**Brief:**
Which lines of the records contain "this"? Collect every one of them.

**Data to process:**
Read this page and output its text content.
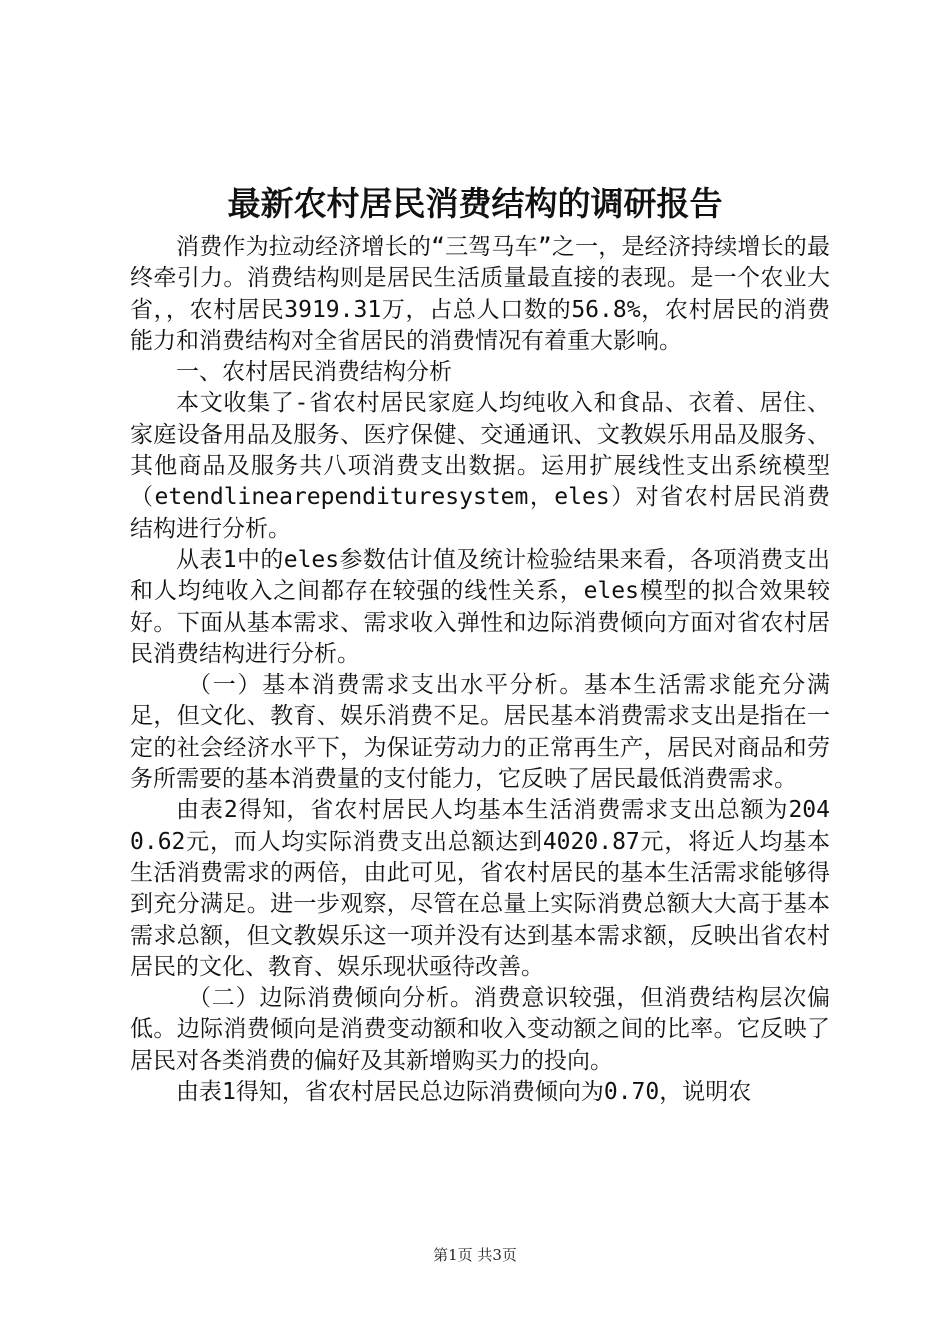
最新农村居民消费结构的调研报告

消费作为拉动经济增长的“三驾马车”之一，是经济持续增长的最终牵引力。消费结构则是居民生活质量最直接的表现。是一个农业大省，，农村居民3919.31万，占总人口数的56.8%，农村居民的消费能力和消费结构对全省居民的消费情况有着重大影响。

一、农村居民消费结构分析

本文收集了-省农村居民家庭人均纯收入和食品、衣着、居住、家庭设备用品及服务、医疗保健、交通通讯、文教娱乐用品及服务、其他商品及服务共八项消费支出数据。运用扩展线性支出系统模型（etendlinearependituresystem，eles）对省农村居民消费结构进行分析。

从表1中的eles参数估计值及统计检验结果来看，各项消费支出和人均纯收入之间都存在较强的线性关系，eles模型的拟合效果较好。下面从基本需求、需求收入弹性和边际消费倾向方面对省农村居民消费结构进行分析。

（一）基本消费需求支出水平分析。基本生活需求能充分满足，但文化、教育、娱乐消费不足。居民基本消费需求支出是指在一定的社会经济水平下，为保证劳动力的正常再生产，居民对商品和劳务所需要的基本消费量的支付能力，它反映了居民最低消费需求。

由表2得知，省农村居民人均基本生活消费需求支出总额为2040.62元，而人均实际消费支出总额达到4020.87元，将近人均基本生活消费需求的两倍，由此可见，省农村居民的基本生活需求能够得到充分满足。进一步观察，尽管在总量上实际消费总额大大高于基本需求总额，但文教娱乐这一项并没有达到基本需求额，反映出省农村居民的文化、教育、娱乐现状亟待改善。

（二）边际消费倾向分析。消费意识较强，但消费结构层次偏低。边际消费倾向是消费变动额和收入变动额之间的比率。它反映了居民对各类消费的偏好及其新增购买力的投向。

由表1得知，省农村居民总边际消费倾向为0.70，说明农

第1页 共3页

---

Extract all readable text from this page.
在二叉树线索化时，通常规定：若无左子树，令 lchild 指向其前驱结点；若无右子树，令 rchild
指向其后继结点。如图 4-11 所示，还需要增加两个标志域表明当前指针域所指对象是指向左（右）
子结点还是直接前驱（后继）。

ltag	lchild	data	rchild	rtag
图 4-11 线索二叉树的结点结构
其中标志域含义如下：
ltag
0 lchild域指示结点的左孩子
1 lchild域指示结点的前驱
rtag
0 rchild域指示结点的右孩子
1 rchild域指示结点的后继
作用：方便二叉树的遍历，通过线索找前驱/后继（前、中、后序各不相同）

**Solution below:**
Read this page and output its text content.
Extract all readable text from this page.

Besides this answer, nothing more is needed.